→ What you will do:
Copy out the records word for word, from the start through the line containing "x-tick-label: 2016 bbox=[254, 572, 290, 589]", with that line included.

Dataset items
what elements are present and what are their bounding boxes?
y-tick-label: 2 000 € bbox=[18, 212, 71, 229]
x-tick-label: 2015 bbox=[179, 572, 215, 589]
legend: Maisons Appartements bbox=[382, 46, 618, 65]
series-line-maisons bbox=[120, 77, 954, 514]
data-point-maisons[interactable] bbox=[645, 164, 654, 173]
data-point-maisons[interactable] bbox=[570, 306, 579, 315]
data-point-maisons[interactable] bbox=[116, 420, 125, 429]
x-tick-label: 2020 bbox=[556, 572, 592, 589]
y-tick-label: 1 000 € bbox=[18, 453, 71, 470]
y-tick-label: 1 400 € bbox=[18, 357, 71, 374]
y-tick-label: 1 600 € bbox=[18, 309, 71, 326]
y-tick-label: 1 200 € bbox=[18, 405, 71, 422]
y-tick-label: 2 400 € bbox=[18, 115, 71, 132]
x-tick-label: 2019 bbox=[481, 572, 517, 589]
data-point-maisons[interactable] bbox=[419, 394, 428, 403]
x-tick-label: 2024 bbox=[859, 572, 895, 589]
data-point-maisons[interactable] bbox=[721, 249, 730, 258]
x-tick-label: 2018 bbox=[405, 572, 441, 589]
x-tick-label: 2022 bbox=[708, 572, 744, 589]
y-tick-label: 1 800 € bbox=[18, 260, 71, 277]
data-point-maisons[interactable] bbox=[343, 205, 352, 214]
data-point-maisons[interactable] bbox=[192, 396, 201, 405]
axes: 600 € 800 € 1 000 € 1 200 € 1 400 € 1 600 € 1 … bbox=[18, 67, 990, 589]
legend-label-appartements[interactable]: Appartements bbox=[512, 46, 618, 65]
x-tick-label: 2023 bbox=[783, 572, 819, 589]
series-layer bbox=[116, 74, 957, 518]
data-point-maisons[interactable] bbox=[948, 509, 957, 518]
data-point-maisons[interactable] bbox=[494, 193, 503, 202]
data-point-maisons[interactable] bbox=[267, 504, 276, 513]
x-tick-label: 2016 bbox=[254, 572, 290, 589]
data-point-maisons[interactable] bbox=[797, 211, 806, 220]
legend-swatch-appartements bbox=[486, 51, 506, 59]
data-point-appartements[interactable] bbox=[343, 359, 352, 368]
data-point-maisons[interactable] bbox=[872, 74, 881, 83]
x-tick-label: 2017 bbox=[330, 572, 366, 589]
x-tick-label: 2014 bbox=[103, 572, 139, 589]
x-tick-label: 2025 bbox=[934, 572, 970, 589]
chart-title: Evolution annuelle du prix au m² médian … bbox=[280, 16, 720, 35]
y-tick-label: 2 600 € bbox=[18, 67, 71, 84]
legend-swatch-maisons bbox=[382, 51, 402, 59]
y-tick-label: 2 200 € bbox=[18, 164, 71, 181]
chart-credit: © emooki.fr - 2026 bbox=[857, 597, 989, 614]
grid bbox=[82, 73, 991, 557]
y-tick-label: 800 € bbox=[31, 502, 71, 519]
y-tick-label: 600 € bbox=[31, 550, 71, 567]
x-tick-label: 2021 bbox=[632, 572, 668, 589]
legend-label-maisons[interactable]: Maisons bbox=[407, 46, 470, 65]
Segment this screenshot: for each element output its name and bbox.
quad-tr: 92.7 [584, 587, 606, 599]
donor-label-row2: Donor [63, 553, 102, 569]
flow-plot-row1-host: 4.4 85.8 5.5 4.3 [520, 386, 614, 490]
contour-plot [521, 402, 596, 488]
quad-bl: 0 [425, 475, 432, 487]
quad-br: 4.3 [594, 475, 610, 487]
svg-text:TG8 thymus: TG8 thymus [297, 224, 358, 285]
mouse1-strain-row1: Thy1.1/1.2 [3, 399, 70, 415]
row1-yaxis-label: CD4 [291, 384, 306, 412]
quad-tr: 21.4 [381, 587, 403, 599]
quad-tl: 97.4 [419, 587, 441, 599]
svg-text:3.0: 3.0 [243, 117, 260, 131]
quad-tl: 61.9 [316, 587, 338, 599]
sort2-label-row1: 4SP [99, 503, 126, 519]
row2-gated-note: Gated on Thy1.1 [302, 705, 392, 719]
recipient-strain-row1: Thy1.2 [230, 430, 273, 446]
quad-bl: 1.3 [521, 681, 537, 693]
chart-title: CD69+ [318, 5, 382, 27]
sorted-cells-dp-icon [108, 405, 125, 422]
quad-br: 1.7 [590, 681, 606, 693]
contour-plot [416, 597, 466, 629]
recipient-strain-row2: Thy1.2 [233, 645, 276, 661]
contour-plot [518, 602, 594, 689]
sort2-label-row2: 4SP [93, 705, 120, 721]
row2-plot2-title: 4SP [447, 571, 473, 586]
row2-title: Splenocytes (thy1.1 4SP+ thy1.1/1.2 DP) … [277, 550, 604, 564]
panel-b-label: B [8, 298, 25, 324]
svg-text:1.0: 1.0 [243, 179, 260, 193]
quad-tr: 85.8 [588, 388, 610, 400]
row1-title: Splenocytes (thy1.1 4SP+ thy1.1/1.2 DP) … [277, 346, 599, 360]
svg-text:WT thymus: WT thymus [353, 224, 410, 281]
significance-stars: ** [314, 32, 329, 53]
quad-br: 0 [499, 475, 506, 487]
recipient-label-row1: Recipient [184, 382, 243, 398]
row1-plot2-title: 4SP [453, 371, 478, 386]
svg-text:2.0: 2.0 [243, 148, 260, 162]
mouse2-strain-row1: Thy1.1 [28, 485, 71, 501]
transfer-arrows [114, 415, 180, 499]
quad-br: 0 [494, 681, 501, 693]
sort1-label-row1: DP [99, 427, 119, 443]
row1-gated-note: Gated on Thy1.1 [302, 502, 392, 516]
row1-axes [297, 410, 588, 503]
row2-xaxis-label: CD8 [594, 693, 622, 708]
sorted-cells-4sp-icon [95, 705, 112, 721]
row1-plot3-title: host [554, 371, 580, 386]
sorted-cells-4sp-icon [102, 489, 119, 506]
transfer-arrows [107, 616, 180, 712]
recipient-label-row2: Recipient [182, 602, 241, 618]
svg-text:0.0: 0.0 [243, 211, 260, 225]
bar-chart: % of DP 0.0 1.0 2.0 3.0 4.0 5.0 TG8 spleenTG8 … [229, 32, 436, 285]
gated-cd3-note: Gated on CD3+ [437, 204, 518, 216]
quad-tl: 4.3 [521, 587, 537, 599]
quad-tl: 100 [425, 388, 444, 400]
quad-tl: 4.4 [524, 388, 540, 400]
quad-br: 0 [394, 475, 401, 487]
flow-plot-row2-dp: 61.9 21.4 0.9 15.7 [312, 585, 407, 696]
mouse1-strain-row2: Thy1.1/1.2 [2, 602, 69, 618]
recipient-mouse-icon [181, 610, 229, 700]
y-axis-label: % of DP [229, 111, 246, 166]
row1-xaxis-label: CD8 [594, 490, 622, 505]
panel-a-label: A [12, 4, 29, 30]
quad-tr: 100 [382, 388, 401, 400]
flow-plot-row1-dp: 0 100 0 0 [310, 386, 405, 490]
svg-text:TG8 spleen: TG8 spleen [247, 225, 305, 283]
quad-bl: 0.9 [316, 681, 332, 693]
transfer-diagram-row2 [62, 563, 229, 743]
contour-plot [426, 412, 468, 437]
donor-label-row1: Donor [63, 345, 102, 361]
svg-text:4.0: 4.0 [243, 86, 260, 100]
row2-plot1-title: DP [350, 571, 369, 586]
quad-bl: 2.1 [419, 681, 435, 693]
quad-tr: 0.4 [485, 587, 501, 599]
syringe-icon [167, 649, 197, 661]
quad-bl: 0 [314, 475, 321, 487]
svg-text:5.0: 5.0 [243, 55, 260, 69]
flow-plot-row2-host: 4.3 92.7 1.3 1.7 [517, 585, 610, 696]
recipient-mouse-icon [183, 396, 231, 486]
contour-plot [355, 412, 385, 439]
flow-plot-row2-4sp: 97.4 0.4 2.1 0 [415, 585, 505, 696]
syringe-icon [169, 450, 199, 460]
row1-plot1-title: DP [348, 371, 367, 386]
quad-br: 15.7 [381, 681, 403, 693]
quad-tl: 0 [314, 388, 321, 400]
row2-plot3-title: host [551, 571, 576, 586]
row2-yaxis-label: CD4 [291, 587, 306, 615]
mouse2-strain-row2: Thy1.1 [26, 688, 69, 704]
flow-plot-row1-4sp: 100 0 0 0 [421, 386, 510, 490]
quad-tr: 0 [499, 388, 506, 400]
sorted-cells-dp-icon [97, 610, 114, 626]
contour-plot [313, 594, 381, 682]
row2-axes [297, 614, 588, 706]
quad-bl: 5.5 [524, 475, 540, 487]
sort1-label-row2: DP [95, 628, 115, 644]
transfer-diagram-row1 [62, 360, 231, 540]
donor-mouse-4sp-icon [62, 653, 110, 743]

→ Expected output:
what elements are present and what are their bounding boxes?
y-tick-label: 2 000 € bbox=[18, 212, 71, 229]
x-tick-label: 2015 bbox=[179, 572, 215, 589]
legend: Maisons Appartements bbox=[382, 46, 618, 65]
series-line-maisons bbox=[120, 77, 954, 514]
data-point-maisons[interactable] bbox=[645, 164, 654, 173]
data-point-maisons[interactable] bbox=[570, 306, 579, 315]
data-point-maisons[interactable] bbox=[116, 420, 125, 429]
x-tick-label: 2020 bbox=[556, 572, 592, 589]
y-tick-label: 1 000 € bbox=[18, 453, 71, 470]
y-tick-label: 1 400 € bbox=[18, 357, 71, 374]
y-tick-label: 1 600 € bbox=[18, 309, 71, 326]
y-tick-label: 1 200 € bbox=[18, 405, 71, 422]
y-tick-label: 2 400 € bbox=[18, 115, 71, 132]
x-tick-label: 2019 bbox=[481, 572, 517, 589]
data-point-maisons[interactable] bbox=[419, 394, 428, 403]
x-tick-label: 2024 bbox=[859, 572, 895, 589]
data-point-maisons[interactable] bbox=[721, 249, 730, 258]
x-tick-label: 2018 bbox=[405, 572, 441, 589]
x-tick-label: 2022 bbox=[708, 572, 744, 589]
y-tick-label: 1 800 € bbox=[18, 260, 71, 277]
data-point-maisons[interactable] bbox=[343, 205, 352, 214]
data-point-maisons[interactable] bbox=[192, 396, 201, 405]
axes: 600 € 800 € 1 000 € 1 200 € 1 400 € 1 600 € 1 … bbox=[18, 67, 990, 589]
legend-label-appartements[interactable]: Appartements bbox=[512, 46, 618, 65]
x-tick-label: 2023 bbox=[783, 572, 819, 589]
series-layer bbox=[116, 74, 957, 518]
data-point-maisons[interactable] bbox=[948, 509, 957, 518]
data-point-maisons[interactable] bbox=[494, 193, 503, 202]
data-point-maisons[interactable] bbox=[267, 504, 276, 513]
x-tick-label: 2016 bbox=[254, 572, 290, 589]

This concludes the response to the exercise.